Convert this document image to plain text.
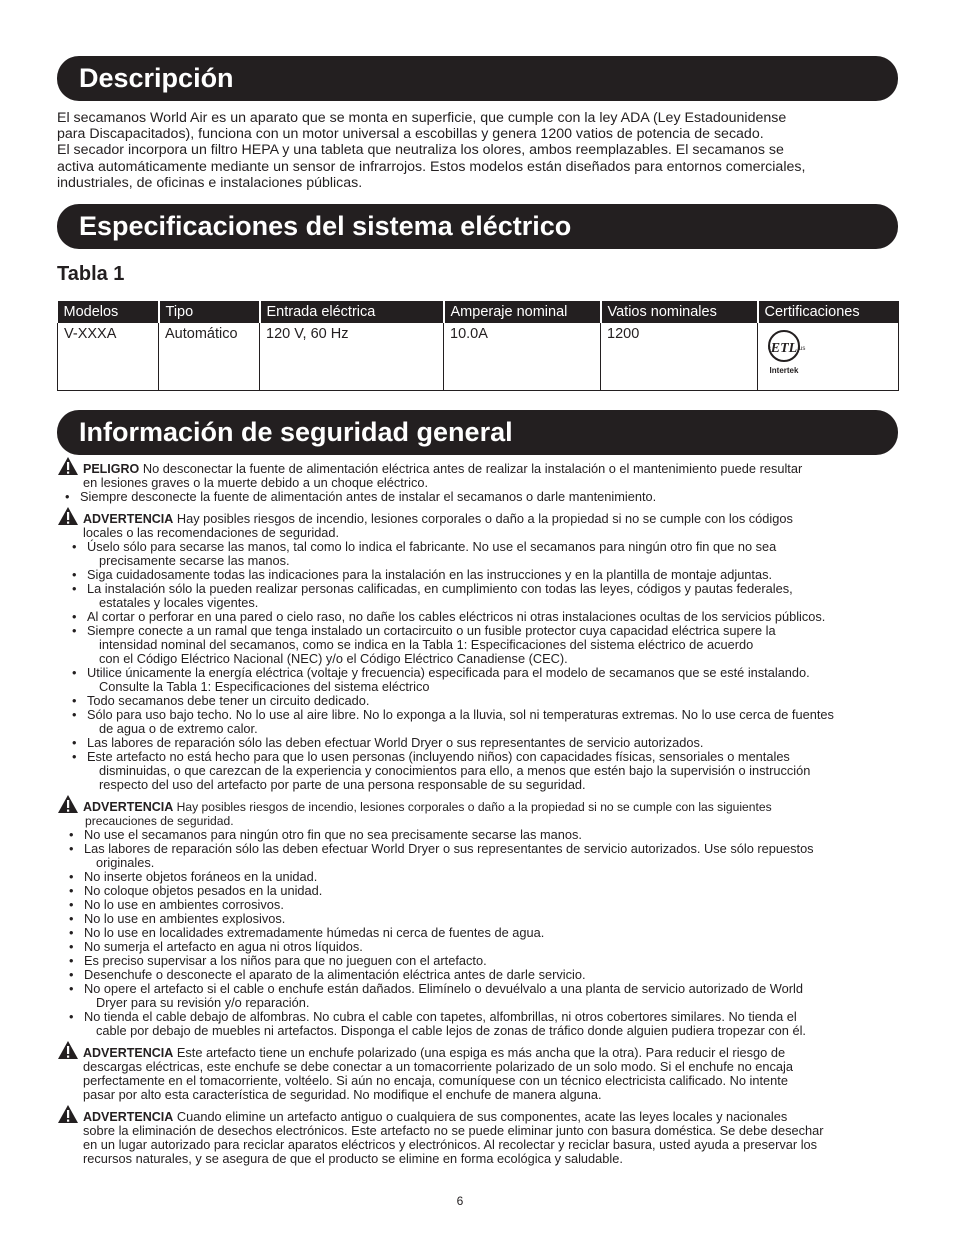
Descripción
El secamanos World Air es un aparato que se monta en superficie, que cumple con la ley ADA (Ley Estadounidense
para Discapacitados), funciona con un motor universal a escobillas y genera 1200 vatios de potencia de secado.
El secador incorpora un filtro HEPA y una tableta que neutraliza los olores, ambos reemplazables. El secamanos se
activa automáticamente mediante un sensor de infrarrojos. Estos modelos están diseñados para entornos comerciales,
industriales, de oficinas e instalaciones públicas.
Especificaciones del sistema eléctrico
Tabla 1
Modelos	Tipo	Entrada eléctrica	Amperaje nominal	Vatios nominales	Certificaciones
V-XXXA	Automático	120 V, 60 Hz	10.0A	1200	ETL
c us
Intertek
Información de seguridad general
PELIGRO No desconectar la fuente de alimentación eléctrica antes de realizar la instalación o el mantenimiento puede resultar
en lesiones graves o la muerte debido a un choque eléctrico.
• Siempre desconecte la fuente de alimentación antes de instalar el secamanos o darle mantenimiento.
ADVERTENCIA Hay posibles riesgos de incendio, lesiones corporales o daño a la propiedad si no se cumple con los códigos
locales o las recomendaciones de seguridad.
• Úselo sólo para secarse las manos, tal como lo indica el fabricante. No use el secamanos para ningún otro fin que no sea
precisamente secarse las manos.
• Siga cuidadosamente todas las indicaciones para la instalación en las instrucciones y en la plantilla de montaje adjuntas.
• La instalación sólo la pueden realizar personas calificadas, en cumplimiento con todas las leyes, códigos y pautas federales,
estatales y locales vigentes.
• Al cortar o perforar en una pared o cielo raso, no dañe los cables eléctricos ni otras instalaciones ocultas de los servicios públicos.
• Siempre conecte a un ramal que tenga instalado un cortacircuito o un fusible protector cuya capacidad eléctrica supere la
intensidad nominal del secamanos, como se indica en la Tabla 1: Especificaciones del sistema eléctrico de acuerdo
con el Código Eléctrico Nacional (NEC) y/o el Código Eléctrico Canadiense (CEC).
• Utilice únicamente la energía eléctrica (voltaje y frecuencia) especificada para el modelo de secamanos que se esté instalando.
Consulte la Tabla 1: Especificaciones del sistema eléctrico
• Todo secamanos debe tener un circuito dedicado.
• Sólo para uso bajo techo. No lo use al aire libre. No lo exponga a la lluvia, sol ni temperaturas extremas. No lo use cerca de fuentes
de agua o de extremo calor.
• Las labores de reparación sólo las deben efectuar World Dryer o sus representantes de servicio autorizados.
• Este artefacto no está hecho para que lo usen personas (incluyendo niños) con capacidades físicas, sensoriales o mentales
disminuidas, o que carezcan de la experiencia y conocimientos para ello, a menos que estén bajo la supervisión o instrucción
respecto del uso del artefacto por parte de una persona responsable de su seguridad.
ADVERTENCIA Hay posibles riesgos de incendio, lesiones corporales o daño a la propiedad si no se cumple con las siguientes
precauciones de seguridad.
• No use el secamanos para ningún otro fin que no sea precisamente secarse las manos.
• Las labores de reparación sólo las deben efectuar World Dryer o sus representantes de servicio autorizados. Use sólo repuestos
originales.
• No inserte objetos foráneos en la unidad.
• No coloque objetos pesados en la unidad.
• No lo use en ambientes corrosivos.
• No lo use en ambientes explosivos.
• No lo use en localidades extremadamente húmedas ni cerca de fuentes de agua.
• No sumerja el artefacto en agua ni otros líquidos.
• Es preciso supervisar a los niños para que no jueguen con el artefacto.
• Desenchufe o desconecte el aparato de la alimentación eléctrica antes de darle servicio.
• No opere el artefacto si el cable o enchufe están dañados. Elimínelo o devuélvalo a una planta de servicio autorizado de World
Dryer para su revisión y/o reparación.
• No tienda el cable debajo de alfombras. No cubra el cable con tapetes, alfombrillas, ni otros cobertores similares. No tienda el
cable por debajo de muebles ni artefactos. Disponga el cable lejos de zonas de tráfico donde alguien pudiera tropezar con él.
ADVERTENCIA Este artefacto tiene un enchufe polarizado (una espiga es más ancha que la otra). Para reducir el riesgo de
descargas eléctricas, este enchufe se debe conectar a un tomacorriente polarizado de un solo modo. Si el enchufe no encaja
perfectamente en el tomacorriente, voltéelo. Si aún no encaja, comuníquese con un técnico electricista calificado. No intente
pasar por alto esta característica de seguridad. No modifique el enchufe de manera alguna.
ADVERTENCIA Cuando elimine un artefacto antiguo o cualquiera de sus componentes, acate las leyes locales y nacionales
sobre la eliminación de desechos electrónicos. Este artefacto no se puede eliminar junto con basura doméstica. Se debe desechar
en un lugar autorizado para reciclar aparatos eléctricos y electrónicos. Al recolectar y reciclar basura, usted ayuda a preservar los
recursos naturales, y se asegura de que el producto se elimine en forma ecológica y saludable.
6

§ Task details
Using the data above, print every line exactly, omitting pictures.

§ Output for this exercise
Convert this document image to plain text.
Descripción
El secamanos World Air es un aparato que se monta en superficie, que cumple con la ley ADA (Ley Estadounidense
para Discapacitados), funciona con un motor universal a escobillas y genera 1200 vatios de potencia de secado.
El secador incorpora un filtro HEPA y una tableta que neutraliza los olores, ambos reemplazables. El secamanos se
activa automáticamente mediante un sensor de infrarrojos. Estos modelos están diseñados para entornos comerciales,
industriales, de oficinas e instalaciones públicas.
Especificaciones del sistema eléctrico
Tabla 1
Modelos	Tipo	Entrada eléctrica	Amperaje nominal	Vatios nominales	Certificaciones
V-XXXA	Automático	120 V, 60 Hz	10.0A	1200	ETL
c us
Intertek
Información de seguridad general
PELIGRO No desconectar la fuente de alimentación eléctrica antes de realizar la instalación o el mantenimiento puede resultar
en lesiones graves o la muerte debido a un choque eléctrico.
• Siempre desconecte la fuente de alimentación antes de instalar el secamanos o darle mantenimiento.
ADVERTENCIA Hay posibles riesgos de incendio, lesiones corporales o daño a la propiedad si no se cumple con los códigos
locales o las recomendaciones de seguridad.
• Úselo sólo para secarse las manos, tal como lo indica el fabricante. No use el secamanos para ningún otro fin que no sea
precisamente secarse las manos.
• Siga cuidadosamente todas las indicaciones para la instalación en las instrucciones y en la plantilla de montaje adjuntas.
• La instalación sólo la pueden realizar personas calificadas, en cumplimiento con todas las leyes, códigos y pautas federales,
estatales y locales vigentes.
• Al cortar o perforar en una pared o cielo raso, no dañe los cables eléctricos ni otras instalaciones ocultas de los servicios públicos.
• Siempre conecte a un ramal que tenga instalado un cortacircuito o un fusible protector cuya capacidad eléctrica supere la
intensidad nominal del secamanos, como se indica en la Tabla 1: Especificaciones del sistema eléctrico de acuerdo
con el Código Eléctrico Nacional (NEC) y/o el Código Eléctrico Canadiense (CEC).
• Utilice únicamente la energía eléctrica (voltaje y frecuencia) especificada para el modelo de secamanos que se esté instalando.
Consulte la Tabla 1: Especificaciones del sistema eléctrico
• Todo secamanos debe tener un circuito dedicado.
• Sólo para uso bajo techo. No lo use al aire libre. No lo exponga a la lluvia, sol ni temperaturas extremas. No lo use cerca de fuentes
de agua o de extremo calor.
• Las labores de reparación sólo las deben efectuar World Dryer o sus representantes de servicio autorizados.
• Este artefacto no está hecho para que lo usen personas (incluyendo niños) con capacidades físicas, sensoriales o mentales
disminuidas, o que carezcan de la experiencia y conocimientos para ello, a menos que estén bajo la supervisión o instrucción
respecto del uso del artefacto por parte de una persona responsable de su seguridad.
ADVERTENCIA Hay posibles riesgos de incendio, lesiones corporales o daño a la propiedad si no se cumple con las siguientes
precauciones de seguridad.
• No use el secamanos para ningún otro fin que no sea precisamente secarse las manos.
• Las labores de reparación sólo las deben efectuar World Dryer o sus representantes de servicio autorizados. Use sólo repuestos
originales.
• No inserte objetos foráneos en la unidad.
• No coloque objetos pesados en la unidad.
• No lo use en ambientes corrosivos.
• No lo use en ambientes explosivos.
• No lo use en localidades extremadamente húmedas ni cerca de fuentes de agua.
• No sumerja el artefacto en agua ni otros líquidos.
• Es preciso supervisar a los niños para que no jueguen con el artefacto.
• Desenchufe o desconecte el aparato de la alimentación eléctrica antes de darle servicio.
• No opere el artefacto si el cable o enchufe están dañados. Elimínelo o devuélvalo a una planta de servicio autorizado de World
Dryer para su revisión y/o reparación.
• No tienda el cable debajo de alfombras. No cubra el cable con tapetes, alfombrillas, ni otros cobertores similares. No tienda el
cable por debajo de muebles ni artefactos. Disponga el cable lejos de zonas de tráfico donde alguien pudiera tropezar con él.
ADVERTENCIA Este artefacto tiene un enchufe polarizado (una espiga es más ancha que la otra). Para reducir el riesgo de
descargas eléctricas, este enchufe se debe conectar a un tomacorriente polarizado de un solo modo. Si el enchufe no encaja
perfectamente en el tomacorriente, voltéelo. Si aún no encaja, comuníquese con un técnico electricista calificado. No intente
pasar por alto esta característica de seguridad. No modifique el enchufe de manera alguna.
ADVERTENCIA Cuando elimine un artefacto antiguo o cualquiera de sus componentes, acate las leyes locales y nacionales
sobre la eliminación de desechos electrónicos. Este artefacto no se puede eliminar junto con basura doméstica. Se debe desechar
en un lugar autorizado para reciclar aparatos eléctricos y electrónicos. Al recolectar y reciclar basura, usted ayuda a preservar los
recursos naturales, y se asegura de que el producto se elimine en forma ecológica y saludable.
6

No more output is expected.